__Excerpt provided__
On Tue, Feb 20, 2024 at 03:40:57PM -0500, Chuck Lever wrote:
On Tue, Feb 20, 2024 at 11:10:22AM -0800, Andrea Bolognani wrote:
On Tue, Feb 20, 2024 at 02:04:11PM -0500, Chuck Lever wrote:
On Tue, Feb 20, 2024 at 10:58:46AM -0800, Andrea Bolognani wrote:
On Tue, Feb 20, 2024 at 10:17:43AM -0500, Chuck Lever wrote:
On Mon, Feb 19, 2024 at 07:18:06PM -0500, Laine Stump wrote:
On 2/19/24 10:21 AM, Chuck Lever wrote: > Hello- > > I'm somewhat new to the libvirt world, and I've encountered a problem > that needs better troubleshooting skills than I have. I've searched > Google/Ecosia and stackoverflow without finding a solution. > > I set up libvirt on an x86_64 system without a problem, but on my > new aarch64 / Fedora 39 system, virsh doesn't seem to want to start > virbr0 when run from my own user account: > > cel@boudin:~/kdevops$ virsh net-start default > error: Failed to start network default > error: error creating bridge interface virbr0: Operation not permitted
If you run virsh as a normal user, it will auto-create an unprivileged ("session mode") libvirt instance, and connect to that rather than the single privileged (ie. run as root) libvirt instance that is managed by systemd. Because this libvirt is running as a normal user with no elevated privileges, it is unable to create a virtual network.
What you probably wanted to do was to connect to the system-wide privileged libvirt, you can do this by either running virsh as root (or with sudo), or by using
# virsh -c qemu:///system
rather than straight "virsh". Whichever method you choose, you'll want to do that for all of your virsh commands, both for creating/managing networks and guests.

__Written exercise__
Please reproduce the libvirt email thread word for word, from its first line to its last. The data that comes next has no role in this work.

__Supplied data__
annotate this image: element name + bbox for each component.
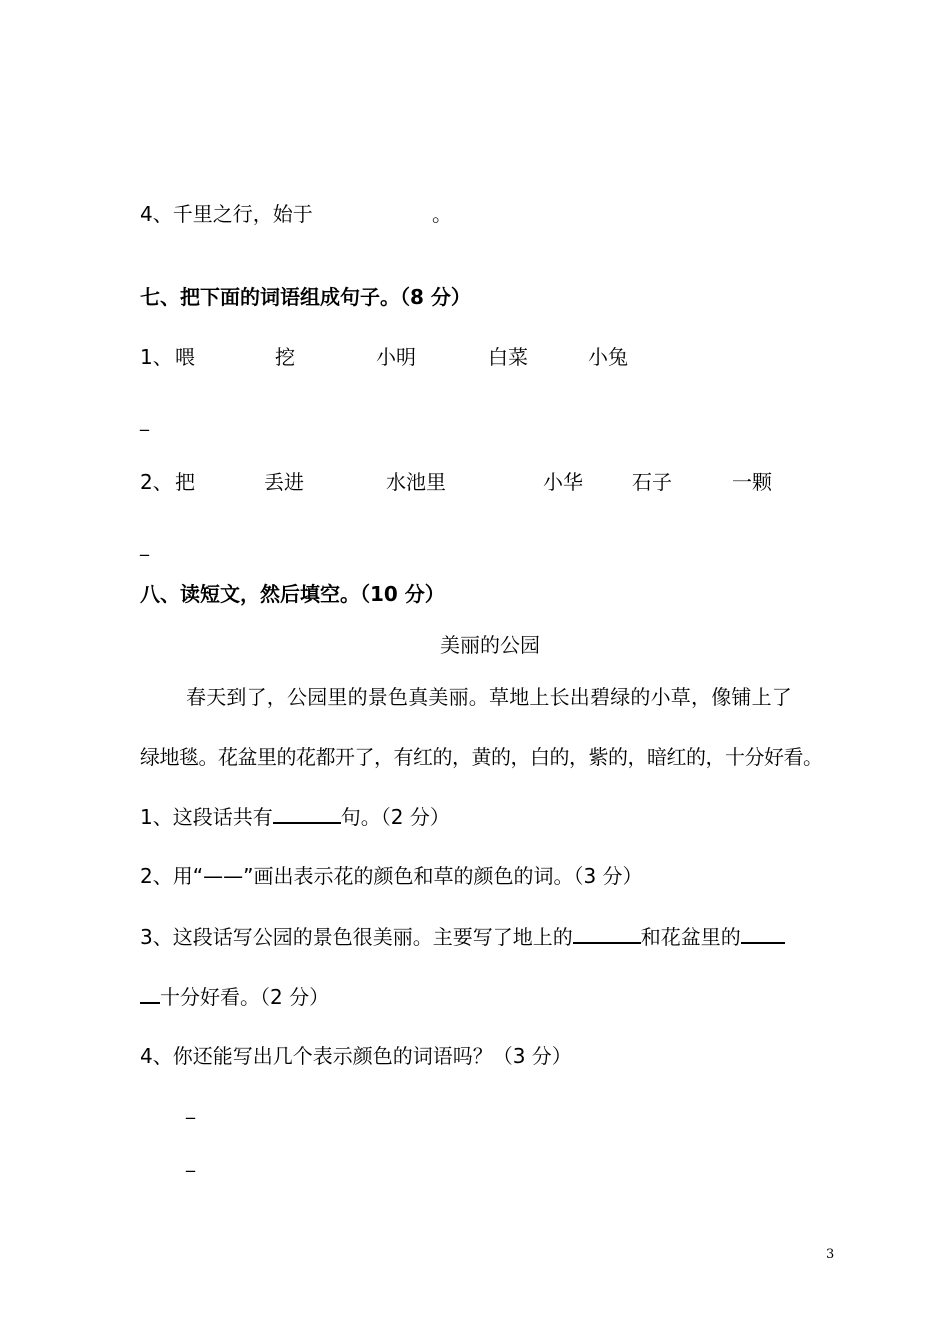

__Reply__
On Tue, Feb 20, 2024 at 03:40:57PM -0500, Chuck Lever wrote:
On Tue, Feb 20, 2024 at 11:10:22AM -0800, Andrea Bolognani wrote:
On Tue, Feb 20, 2024 at 02:04:11PM -0500, Chuck Lever wrote:
On Tue, Feb 20, 2024 at 10:58:46AM -0800, Andrea Bolognani wrote:
On Tue, Feb 20, 2024 at 10:17:43AM -0500, Chuck Lever wrote:
On Mon, Feb 19, 2024 at 07:18:06PM -0500, Laine Stump wrote:
On 2/19/24 10:21 AM, Chuck Lever wrote: > Hello- > > I'm somewhat new to the libvirt world, and I've encountered a problem > that needs better troubleshooting skills than I have. I've searched > Google/Ecosia and stackoverflow without finding a solution. > > I set up libvirt on an x86_64 system without a problem, but on my > new aarch64 / Fedora 39 system, virsh doesn't seem to want to start > virbr0 when run from my own user account: > > cel@boudin:~/kdevops$ virsh net-start default > error: Failed to start network default > error: error creating bridge interface virbr0: Operation not permitted
If you run virsh as a normal user, it will auto-create an unprivileged ("session mode") libvirt instance, and connect to that rather than the single privileged (ie. run as root) libvirt instance that is managed by systemd. Because this libvirt is running as a normal user with no elevated privileges, it is unable to create a virtual network.
What you probably wanted to do was to connect to the system-wide privileged libvirt, you can do this by either running virsh as root (or with sudo), or by using
# virsh -c qemu:///system
rather than straight "virsh". Whichever method you choose, you'll want to do that for all of your virsh commands, both for creating/managing networks and guests.